• Task objective:
Gather all lines with "described" from the records.

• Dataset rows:
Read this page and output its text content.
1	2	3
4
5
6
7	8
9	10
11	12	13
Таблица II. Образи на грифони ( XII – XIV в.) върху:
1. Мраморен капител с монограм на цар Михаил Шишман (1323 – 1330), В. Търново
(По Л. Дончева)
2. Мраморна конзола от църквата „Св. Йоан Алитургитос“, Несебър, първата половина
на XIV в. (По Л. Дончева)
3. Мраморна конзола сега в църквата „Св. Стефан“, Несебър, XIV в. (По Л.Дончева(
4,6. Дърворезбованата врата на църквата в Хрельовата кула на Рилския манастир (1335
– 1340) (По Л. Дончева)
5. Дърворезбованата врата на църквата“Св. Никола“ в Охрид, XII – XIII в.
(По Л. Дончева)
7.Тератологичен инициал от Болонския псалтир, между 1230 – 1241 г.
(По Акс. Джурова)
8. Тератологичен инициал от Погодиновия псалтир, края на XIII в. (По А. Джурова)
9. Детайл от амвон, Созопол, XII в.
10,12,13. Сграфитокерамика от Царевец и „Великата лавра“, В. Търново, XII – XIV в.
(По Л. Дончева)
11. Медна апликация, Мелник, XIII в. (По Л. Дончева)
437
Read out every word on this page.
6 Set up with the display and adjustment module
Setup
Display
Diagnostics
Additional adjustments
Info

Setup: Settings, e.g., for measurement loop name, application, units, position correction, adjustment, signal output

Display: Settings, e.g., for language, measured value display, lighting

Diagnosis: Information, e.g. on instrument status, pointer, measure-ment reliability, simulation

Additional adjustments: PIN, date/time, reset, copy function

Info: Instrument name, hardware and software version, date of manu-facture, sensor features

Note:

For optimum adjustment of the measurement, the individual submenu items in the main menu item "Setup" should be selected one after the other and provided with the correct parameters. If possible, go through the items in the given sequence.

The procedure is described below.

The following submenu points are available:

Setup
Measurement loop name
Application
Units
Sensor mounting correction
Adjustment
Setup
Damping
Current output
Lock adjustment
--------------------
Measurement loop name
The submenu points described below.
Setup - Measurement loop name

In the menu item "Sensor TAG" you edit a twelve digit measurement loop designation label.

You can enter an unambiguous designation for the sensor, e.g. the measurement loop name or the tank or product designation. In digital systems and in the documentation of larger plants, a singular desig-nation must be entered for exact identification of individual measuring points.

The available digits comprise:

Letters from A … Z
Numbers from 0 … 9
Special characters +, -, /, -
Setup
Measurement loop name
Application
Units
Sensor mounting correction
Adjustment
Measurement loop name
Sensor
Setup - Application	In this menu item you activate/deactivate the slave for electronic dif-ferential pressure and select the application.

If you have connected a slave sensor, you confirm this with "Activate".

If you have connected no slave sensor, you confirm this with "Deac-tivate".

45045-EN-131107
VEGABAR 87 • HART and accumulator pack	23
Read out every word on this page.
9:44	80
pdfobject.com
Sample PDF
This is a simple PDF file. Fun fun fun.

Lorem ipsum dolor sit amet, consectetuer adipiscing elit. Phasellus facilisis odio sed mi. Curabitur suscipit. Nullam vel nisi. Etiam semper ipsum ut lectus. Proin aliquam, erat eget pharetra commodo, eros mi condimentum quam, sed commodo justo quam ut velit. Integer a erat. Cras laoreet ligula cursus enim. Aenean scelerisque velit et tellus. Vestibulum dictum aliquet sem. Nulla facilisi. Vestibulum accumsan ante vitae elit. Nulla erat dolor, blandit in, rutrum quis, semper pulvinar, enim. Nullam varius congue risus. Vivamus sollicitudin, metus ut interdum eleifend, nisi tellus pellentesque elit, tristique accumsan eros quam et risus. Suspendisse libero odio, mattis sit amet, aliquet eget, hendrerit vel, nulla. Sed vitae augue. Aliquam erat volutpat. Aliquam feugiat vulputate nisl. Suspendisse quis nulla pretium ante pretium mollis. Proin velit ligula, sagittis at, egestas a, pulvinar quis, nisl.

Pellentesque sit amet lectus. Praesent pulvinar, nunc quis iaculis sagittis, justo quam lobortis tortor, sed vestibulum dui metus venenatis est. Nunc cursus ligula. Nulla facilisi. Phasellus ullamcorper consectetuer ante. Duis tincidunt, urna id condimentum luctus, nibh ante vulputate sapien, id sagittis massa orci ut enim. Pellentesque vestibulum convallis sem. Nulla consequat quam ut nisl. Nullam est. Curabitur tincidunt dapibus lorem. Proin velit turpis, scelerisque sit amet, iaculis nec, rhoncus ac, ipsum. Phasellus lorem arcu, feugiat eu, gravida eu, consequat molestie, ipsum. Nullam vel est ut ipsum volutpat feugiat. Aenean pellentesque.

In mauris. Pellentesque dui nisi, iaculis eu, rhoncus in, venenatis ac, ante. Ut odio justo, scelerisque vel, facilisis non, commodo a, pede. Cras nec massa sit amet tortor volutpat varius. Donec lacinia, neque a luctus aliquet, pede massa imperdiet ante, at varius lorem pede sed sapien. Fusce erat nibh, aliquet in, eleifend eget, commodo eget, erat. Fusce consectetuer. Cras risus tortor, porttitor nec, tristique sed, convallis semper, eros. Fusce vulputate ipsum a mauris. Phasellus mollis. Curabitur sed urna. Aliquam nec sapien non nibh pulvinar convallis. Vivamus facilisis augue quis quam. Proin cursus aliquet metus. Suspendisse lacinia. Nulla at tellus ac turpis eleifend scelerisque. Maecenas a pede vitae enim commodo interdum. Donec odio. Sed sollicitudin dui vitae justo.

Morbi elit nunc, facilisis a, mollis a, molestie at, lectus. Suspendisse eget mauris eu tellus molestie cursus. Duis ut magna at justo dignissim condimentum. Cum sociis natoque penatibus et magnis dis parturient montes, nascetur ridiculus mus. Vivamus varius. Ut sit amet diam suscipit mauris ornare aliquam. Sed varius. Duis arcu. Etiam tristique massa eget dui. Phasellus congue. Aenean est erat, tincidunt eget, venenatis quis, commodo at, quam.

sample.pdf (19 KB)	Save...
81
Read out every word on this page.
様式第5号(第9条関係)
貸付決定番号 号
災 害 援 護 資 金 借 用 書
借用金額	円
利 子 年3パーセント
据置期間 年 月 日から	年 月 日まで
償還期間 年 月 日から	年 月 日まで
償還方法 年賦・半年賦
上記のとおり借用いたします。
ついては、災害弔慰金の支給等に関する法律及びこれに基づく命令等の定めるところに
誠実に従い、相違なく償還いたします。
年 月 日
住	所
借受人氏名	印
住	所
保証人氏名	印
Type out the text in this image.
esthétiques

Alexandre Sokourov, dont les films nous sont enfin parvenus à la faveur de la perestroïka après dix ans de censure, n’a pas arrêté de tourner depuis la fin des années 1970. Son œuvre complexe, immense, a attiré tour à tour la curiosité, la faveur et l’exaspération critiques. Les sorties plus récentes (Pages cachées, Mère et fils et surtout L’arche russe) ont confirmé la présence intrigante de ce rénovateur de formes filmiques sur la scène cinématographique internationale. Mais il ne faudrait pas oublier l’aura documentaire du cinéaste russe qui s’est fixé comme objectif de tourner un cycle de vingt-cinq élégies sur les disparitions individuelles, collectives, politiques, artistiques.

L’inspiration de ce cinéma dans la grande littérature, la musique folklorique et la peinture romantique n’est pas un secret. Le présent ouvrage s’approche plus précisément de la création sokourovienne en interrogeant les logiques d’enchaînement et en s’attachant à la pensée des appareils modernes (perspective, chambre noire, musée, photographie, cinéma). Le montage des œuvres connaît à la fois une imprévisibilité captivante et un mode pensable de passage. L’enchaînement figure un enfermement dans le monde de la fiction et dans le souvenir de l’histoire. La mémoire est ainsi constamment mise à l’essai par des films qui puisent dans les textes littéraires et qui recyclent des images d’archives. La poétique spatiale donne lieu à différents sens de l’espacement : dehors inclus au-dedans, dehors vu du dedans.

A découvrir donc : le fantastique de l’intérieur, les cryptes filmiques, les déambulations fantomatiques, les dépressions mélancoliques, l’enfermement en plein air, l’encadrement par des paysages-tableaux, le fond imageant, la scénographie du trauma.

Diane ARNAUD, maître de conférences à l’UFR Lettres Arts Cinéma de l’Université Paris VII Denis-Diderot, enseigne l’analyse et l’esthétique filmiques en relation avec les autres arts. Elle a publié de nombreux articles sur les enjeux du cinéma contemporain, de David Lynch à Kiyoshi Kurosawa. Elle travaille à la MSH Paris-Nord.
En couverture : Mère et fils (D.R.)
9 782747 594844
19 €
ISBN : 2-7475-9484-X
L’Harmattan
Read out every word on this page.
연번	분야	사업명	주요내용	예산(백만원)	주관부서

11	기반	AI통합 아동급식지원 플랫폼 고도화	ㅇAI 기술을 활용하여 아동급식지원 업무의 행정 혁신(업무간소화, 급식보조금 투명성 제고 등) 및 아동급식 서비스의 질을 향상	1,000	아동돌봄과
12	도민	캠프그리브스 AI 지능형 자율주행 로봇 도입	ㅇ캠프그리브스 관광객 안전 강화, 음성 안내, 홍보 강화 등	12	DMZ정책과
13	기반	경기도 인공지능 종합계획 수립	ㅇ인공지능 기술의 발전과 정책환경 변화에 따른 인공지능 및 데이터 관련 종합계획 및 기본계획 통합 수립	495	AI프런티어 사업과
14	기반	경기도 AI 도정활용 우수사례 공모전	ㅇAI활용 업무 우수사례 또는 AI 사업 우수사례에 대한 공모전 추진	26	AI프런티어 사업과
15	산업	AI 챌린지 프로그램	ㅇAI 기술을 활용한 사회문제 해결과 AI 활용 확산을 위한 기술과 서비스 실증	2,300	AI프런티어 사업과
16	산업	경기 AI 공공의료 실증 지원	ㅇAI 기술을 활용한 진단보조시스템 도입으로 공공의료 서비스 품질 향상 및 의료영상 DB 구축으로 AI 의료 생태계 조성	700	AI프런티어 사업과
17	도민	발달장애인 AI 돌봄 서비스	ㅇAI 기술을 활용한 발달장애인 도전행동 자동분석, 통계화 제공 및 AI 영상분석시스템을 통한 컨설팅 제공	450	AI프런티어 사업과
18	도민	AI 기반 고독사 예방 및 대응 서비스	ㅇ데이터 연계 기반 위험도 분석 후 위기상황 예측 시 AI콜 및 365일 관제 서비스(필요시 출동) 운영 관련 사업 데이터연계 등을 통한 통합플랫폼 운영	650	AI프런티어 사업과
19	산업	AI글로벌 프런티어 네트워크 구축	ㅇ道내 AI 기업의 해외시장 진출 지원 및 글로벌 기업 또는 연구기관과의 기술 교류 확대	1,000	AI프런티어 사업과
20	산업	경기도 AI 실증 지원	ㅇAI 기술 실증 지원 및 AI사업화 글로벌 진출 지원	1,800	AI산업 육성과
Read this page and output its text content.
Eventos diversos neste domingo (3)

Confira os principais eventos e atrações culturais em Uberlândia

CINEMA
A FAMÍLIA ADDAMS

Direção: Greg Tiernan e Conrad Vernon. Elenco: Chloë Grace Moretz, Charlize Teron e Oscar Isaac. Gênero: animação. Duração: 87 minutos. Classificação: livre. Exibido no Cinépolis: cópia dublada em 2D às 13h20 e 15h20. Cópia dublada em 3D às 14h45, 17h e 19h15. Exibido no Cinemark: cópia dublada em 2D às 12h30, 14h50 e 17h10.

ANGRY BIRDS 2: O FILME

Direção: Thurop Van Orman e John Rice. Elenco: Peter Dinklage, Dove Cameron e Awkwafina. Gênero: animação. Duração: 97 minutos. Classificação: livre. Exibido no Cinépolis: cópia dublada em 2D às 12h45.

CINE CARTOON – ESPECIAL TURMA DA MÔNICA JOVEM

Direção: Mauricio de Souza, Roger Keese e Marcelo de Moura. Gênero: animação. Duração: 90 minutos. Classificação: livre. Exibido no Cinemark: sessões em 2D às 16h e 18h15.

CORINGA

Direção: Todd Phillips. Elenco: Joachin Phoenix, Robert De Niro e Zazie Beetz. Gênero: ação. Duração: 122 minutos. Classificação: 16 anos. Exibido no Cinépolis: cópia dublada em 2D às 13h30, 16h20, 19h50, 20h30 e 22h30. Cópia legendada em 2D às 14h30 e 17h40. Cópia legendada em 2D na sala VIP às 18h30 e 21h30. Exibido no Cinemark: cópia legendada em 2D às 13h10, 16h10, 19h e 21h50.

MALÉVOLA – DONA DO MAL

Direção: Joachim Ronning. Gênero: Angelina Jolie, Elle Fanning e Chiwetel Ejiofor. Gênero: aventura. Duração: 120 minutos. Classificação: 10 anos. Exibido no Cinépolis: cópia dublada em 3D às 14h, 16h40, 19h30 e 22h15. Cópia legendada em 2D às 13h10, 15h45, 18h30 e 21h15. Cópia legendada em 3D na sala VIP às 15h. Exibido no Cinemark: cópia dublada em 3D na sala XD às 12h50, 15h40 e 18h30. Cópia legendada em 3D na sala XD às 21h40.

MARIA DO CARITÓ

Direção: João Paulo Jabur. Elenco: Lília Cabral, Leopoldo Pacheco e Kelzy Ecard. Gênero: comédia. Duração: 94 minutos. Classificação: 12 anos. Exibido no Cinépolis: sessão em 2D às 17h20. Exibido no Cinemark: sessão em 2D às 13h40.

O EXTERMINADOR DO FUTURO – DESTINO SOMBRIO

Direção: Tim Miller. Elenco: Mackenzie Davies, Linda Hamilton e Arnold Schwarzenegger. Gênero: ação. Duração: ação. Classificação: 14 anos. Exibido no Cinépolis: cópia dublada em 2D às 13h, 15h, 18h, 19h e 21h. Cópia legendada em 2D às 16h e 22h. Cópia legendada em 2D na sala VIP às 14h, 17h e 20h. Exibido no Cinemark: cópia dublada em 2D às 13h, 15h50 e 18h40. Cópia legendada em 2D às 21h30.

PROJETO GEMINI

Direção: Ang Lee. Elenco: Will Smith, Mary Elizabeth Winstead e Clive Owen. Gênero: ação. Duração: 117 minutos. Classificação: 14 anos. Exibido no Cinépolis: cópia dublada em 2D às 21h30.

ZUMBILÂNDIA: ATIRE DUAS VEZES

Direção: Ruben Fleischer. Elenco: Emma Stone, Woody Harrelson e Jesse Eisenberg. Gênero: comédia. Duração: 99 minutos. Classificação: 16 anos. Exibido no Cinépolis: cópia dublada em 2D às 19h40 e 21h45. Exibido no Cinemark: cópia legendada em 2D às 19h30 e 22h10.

• Solution below:
The procedure is described below.
The submenu points described below.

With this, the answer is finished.